**SELECTED EXTRACT:**
========

San Giusto Caffé Blu

Good morning and welcome to today’s review of a surprising coffee from Italy, San Giusto Caffé Blu. Let’s dive right in!

San Giusto Caffé website

Purchase directly from San Giusto (limited countries) for 18 Euro/1kg

In USA purchase for $15/250g (8.8oz) or $24/500g (17.6oz)

Coffee In Italia website


SAN GIUSTO CAFFÉ BLU

San Giusto Caffé Blu is a coffee that was sent to me by Coffee In Italia, a US distributor of a bunch of Italian coffee brands. I love this website because it’s the closest thing to walking in the aisles of an Italian grocery store and seeing the coffee section! Coffee In Italia carries whole bean coffee as well as the classic vacuum packs of pre-ground coffee, which you could use with a pressurized portafilter or, better yet, to make strong coffee with a moka pot (also purchaseable from Coffee In Italia). Coffee In Italia also carries a selection of cups and spoons and other accessories, making it a nice shop to bookmark if you’re an Italophile who’s into coffee!

When Adrianna sent me this selection from San Giusto Caffé, I had no idea what to expect. Most of my experience with Italian coffee is Roman cafe culture from the late 1980’s and early 1990’s (and it hasn’t changed a lot, as far as I have been able to tell on more recent trips!) and cans of Lavazza, Illy, etc when I was very early in my home espresso journey 20 years ago. San Giusto Caffé is a roastery (torrefazione) located outside of Trieste, Italy. For a little geography lesson, Italy wraps a surprising distance around the northern part of the Adriatic Sea, called the Gulf of Trieste, and there is a thin strip of Italy bordered by Slovenia to its east. If you went south along the coast out of Trieste, you’d be in Slovenia for a little while, then you’d hit the coast of Croatia, too. When I lived in Italy, I was never made it to visit this part of Italy, but it looks beautiful, like the rest of the coast of the Mediterranean!

San Giusto Caffé has been roasting coffee in Trieste since 1949 and Trieste has a history in coffee dating back over 300 years! They’re named after the patron saint of Trieste, who was martyred for being a Christian in 293. San Giusto does not sell their products in supermarkets, but is rather direct order in most of Europe from their website. In the USA, you can buy this coffee from Coffee In Italia. In fact, San Giusto’s website says most of their coffee is exported. According to their website, the Blu blend is, “Sweet, delicate and extraordinarily aromatic. A blend of the highest quality Arabica coffee from Brazil, Central America and Ethiopia. Light body, fruity and floral notes, with a marked acidity. It is a blend with low caffeine content, characteristic of Arabica coffees.”

========

**JOB A:** Write out the rows word for word, starting with the first row and ending with the row that contains "heatmap-cell <box>260 371 265 381</box>", both included.

**DATA PROVIDED:**
========

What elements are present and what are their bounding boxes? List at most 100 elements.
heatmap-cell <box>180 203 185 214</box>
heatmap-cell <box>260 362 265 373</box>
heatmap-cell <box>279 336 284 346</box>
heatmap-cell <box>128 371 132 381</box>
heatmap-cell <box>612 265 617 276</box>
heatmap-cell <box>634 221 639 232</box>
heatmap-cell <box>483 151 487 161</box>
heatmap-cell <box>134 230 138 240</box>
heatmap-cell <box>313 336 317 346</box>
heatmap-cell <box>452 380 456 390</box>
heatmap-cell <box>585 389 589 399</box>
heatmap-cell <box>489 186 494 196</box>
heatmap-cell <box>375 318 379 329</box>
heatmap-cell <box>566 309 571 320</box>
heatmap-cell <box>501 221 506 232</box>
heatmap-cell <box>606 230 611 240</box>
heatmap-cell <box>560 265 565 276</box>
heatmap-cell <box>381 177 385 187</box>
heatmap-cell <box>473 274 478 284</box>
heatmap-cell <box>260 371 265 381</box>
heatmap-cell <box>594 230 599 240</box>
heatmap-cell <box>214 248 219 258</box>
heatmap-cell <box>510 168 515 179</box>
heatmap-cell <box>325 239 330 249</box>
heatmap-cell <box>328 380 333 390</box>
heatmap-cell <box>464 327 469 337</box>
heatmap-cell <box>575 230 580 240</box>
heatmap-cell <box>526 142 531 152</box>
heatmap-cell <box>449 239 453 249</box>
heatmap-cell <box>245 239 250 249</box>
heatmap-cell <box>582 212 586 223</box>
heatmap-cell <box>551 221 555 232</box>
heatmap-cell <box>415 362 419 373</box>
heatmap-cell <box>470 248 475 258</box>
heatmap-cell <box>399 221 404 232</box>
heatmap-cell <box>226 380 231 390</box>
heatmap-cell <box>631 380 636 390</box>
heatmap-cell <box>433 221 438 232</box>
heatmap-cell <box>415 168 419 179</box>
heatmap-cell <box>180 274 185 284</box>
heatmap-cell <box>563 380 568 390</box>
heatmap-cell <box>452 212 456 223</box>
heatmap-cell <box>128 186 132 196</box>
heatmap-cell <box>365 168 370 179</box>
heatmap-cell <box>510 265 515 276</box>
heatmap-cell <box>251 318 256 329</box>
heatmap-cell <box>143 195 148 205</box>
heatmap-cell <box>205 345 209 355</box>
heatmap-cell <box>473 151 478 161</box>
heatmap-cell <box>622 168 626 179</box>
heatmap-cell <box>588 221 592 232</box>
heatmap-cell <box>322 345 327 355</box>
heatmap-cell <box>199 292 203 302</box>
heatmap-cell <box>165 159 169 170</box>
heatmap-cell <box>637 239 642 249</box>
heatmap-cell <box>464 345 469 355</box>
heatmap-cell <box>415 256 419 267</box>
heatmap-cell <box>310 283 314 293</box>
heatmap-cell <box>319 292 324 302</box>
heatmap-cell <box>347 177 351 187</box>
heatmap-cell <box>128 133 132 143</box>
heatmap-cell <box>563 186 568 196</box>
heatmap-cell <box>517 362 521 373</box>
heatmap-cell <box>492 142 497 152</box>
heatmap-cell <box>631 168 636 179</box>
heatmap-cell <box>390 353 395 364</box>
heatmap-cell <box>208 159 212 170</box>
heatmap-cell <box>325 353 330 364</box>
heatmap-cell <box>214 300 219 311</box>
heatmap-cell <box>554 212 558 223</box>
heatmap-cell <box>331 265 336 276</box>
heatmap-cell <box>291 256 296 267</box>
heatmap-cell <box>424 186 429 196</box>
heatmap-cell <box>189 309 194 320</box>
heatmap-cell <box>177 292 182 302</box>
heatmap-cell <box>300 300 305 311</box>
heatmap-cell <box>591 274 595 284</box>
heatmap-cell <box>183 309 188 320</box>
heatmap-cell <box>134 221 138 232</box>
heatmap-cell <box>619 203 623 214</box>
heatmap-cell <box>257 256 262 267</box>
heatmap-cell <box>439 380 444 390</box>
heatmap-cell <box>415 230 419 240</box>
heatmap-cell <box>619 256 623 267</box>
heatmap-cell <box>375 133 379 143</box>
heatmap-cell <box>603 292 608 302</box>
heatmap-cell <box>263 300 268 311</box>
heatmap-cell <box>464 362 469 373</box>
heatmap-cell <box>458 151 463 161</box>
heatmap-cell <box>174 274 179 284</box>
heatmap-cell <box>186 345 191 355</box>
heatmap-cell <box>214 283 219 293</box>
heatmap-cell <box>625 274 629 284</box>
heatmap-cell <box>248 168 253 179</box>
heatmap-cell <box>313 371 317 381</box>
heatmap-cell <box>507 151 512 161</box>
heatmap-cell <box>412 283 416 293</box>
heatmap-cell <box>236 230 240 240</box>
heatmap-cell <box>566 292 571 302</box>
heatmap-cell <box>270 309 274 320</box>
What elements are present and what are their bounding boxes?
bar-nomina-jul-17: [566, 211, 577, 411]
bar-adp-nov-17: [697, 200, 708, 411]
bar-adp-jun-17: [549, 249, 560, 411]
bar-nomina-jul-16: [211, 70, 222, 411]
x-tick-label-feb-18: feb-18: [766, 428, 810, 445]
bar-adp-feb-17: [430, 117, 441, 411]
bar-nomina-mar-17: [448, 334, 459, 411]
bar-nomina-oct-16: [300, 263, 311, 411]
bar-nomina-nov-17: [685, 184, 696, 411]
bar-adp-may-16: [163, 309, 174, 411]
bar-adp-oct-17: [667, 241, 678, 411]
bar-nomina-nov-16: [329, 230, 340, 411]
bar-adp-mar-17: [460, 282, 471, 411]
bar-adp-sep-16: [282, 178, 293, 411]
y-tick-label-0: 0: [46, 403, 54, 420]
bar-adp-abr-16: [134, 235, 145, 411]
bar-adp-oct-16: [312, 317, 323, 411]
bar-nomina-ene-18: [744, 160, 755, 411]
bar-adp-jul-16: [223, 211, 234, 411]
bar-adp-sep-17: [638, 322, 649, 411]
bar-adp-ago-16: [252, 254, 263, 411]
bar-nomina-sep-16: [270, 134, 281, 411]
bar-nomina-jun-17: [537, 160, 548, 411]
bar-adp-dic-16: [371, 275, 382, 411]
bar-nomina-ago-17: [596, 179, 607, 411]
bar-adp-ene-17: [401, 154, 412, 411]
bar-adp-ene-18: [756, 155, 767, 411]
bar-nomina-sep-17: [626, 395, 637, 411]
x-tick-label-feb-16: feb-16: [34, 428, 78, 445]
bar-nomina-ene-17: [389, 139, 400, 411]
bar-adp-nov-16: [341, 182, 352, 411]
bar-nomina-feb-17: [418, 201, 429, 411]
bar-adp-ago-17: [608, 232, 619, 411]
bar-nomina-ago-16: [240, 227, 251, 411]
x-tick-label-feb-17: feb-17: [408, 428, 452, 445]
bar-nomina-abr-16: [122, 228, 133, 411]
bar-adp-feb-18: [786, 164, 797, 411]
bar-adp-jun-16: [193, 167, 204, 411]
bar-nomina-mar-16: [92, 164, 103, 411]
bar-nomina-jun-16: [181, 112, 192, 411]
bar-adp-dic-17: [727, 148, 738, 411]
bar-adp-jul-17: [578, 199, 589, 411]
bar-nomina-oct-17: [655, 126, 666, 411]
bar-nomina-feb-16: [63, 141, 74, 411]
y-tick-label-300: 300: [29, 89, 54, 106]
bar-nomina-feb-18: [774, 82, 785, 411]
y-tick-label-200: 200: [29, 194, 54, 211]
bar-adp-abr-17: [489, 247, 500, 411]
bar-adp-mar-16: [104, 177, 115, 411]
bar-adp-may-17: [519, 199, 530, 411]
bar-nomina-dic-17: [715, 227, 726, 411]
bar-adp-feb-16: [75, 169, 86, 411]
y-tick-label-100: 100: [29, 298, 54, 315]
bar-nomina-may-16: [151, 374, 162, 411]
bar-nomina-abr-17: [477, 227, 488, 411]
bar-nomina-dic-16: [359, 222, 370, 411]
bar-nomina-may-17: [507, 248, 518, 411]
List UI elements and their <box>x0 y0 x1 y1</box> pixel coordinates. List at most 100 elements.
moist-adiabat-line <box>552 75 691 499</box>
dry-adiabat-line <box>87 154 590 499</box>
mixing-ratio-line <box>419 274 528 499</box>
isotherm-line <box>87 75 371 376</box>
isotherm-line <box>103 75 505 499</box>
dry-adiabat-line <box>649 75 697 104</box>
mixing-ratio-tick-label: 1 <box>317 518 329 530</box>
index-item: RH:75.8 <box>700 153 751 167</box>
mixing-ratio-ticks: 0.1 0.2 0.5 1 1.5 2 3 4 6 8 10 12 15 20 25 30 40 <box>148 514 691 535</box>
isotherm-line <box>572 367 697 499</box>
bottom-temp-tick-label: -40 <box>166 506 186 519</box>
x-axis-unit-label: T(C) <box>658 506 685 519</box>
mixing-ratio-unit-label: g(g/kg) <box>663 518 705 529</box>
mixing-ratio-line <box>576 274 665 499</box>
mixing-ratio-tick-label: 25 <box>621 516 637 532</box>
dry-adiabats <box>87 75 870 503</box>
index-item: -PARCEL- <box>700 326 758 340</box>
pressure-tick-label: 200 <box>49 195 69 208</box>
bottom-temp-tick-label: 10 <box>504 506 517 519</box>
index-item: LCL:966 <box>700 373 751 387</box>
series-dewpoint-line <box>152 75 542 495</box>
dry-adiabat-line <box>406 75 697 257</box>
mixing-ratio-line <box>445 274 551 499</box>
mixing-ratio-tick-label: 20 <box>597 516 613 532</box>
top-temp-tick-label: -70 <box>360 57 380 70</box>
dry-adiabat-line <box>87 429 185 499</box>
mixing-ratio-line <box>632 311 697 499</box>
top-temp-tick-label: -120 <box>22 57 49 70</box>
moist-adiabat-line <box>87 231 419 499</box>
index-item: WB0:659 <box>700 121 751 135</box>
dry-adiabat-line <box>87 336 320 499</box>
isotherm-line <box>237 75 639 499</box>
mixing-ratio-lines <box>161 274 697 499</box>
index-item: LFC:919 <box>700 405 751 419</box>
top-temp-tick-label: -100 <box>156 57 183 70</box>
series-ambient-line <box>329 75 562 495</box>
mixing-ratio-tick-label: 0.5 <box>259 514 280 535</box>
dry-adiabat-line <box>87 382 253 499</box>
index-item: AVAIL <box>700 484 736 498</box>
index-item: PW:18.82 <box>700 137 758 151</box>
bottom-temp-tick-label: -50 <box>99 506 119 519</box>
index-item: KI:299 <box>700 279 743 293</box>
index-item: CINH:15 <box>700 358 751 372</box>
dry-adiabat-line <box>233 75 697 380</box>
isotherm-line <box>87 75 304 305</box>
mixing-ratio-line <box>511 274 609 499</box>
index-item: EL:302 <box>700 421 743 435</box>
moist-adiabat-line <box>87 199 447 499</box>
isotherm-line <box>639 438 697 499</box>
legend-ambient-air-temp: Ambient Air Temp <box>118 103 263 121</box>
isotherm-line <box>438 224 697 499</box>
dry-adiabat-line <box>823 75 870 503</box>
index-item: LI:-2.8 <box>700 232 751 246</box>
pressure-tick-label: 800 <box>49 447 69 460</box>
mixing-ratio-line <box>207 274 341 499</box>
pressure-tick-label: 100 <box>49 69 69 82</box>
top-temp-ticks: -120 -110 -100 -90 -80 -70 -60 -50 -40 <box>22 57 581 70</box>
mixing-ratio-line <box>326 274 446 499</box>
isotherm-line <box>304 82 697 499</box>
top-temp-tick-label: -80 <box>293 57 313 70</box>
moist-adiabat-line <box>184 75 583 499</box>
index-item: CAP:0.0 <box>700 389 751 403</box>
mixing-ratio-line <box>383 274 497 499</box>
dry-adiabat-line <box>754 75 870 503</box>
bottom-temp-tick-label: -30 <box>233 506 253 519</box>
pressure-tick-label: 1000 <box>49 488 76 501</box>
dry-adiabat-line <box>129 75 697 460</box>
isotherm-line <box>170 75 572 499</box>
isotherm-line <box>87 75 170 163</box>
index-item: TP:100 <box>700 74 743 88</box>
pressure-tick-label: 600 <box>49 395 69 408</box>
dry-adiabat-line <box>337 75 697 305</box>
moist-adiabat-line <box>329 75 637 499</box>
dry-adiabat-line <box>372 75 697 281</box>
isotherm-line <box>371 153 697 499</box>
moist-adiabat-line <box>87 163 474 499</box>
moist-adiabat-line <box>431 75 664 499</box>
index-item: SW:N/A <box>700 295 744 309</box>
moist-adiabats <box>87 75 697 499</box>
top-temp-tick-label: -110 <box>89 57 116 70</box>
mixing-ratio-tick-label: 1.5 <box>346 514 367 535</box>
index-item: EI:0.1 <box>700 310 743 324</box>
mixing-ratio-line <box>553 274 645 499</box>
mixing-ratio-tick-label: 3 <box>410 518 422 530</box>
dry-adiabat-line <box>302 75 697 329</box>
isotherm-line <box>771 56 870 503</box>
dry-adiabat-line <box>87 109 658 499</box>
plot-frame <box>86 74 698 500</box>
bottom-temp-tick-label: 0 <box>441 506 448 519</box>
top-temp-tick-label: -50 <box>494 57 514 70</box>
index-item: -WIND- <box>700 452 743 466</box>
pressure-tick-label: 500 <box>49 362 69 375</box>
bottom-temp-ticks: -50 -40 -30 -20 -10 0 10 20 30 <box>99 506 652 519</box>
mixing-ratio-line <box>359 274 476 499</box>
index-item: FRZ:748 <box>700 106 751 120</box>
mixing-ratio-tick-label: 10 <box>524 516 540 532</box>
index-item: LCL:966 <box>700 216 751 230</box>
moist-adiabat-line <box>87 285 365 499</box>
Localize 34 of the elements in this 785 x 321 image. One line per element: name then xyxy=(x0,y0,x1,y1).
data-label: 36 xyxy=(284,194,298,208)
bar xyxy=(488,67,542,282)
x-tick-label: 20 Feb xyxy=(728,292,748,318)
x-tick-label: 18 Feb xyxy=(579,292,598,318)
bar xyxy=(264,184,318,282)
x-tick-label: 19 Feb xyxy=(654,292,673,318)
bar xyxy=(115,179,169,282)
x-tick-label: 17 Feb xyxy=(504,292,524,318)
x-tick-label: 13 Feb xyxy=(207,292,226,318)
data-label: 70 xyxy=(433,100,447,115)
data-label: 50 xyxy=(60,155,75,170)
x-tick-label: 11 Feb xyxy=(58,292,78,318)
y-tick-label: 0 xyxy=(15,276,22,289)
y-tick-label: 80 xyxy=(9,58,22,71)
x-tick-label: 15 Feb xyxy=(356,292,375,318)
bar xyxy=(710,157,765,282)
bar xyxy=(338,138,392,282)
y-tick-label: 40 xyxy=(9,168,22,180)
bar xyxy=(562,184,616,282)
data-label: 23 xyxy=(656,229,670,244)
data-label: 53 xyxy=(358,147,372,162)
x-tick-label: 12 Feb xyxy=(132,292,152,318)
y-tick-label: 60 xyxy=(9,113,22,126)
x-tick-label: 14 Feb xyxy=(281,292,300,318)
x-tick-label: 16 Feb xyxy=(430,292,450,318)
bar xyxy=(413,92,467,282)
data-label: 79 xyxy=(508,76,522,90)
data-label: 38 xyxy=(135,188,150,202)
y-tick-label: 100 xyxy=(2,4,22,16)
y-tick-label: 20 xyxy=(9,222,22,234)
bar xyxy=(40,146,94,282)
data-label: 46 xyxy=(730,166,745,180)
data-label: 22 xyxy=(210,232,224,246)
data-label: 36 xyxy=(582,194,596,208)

========

**JOB B:** Resume the review of San Giusto Caffé Blu coffee, picking up after its last sentence.

**FINAL ANSWER A:**
What elements are present and what are their bounding boxes? List at most 100 elements.
heatmap-cell <box>180 203 185 214</box>
heatmap-cell <box>260 362 265 373</box>
heatmap-cell <box>279 336 284 346</box>
heatmap-cell <box>128 371 132 381</box>
heatmap-cell <box>612 265 617 276</box>
heatmap-cell <box>634 221 639 232</box>
heatmap-cell <box>483 151 487 161</box>
heatmap-cell <box>134 230 138 240</box>
heatmap-cell <box>313 336 317 346</box>
heatmap-cell <box>452 380 456 390</box>
heatmap-cell <box>585 389 589 399</box>
heatmap-cell <box>489 186 494 196</box>
heatmap-cell <box>375 318 379 329</box>
heatmap-cell <box>566 309 571 320</box>
heatmap-cell <box>501 221 506 232</box>
heatmap-cell <box>606 230 611 240</box>
heatmap-cell <box>560 265 565 276</box>
heatmap-cell <box>381 177 385 187</box>
heatmap-cell <box>473 274 478 284</box>
heatmap-cell <box>260 371 265 381</box>

**FINAL ANSWER B:**
So, this is a 100% Arabica blend with none of the robusta that Italian roasters tend to like to add to their coffee. San Giusto’s Bar blend and Rosso blend do contain Robusta and sounds like based on description, they may be roasted darker and more traditionally. I was surprised to find that the Blu blend is a medium roast with no hints of oil on the beans, something I’m mostly unaccustomed to for Italian beans, but hopefully part of a trend there. Nothing against dark roasts, but at a certain point, the roast becomes about, well, the roast, and not the quality or characteristics of the coffee, which are highlighted with lighter roasting.

Using my Roast Vision device from Espresso Vision, this coffee measures at 19, which is “medium” on the Roast Vision scale and translates to a 76 Agtron number. The Roast Vision measures the color of roasted coffee and places it on a scale from 0-35, with higher numbers being lighter roasts. 19 is on the light side of the medium range. One concern I always have with coffee roasted in another country is just how long it takes to get the coffee to its destination. I could not find any roast date on my bag, but I did notice on the little label on the back side of the bag it said there is a date on the top of the bag, and I wonder if I missed it when I cut the top off the bag to open it. I know there are some people who believe coffee needs to be as fresh as possible to be fully enjoyed, but this is not the case, especially for espresso, which generally does well with 10-14 or more days resting before using it in an espresso machine. This allows carbon dioxide to off-gas from the roasted beans, which is a benefit both for how it pulls in the espresso machine and for taste reasons. I’m generally OK with coffees that are 4, even 5 weeks off-roast, most of the time.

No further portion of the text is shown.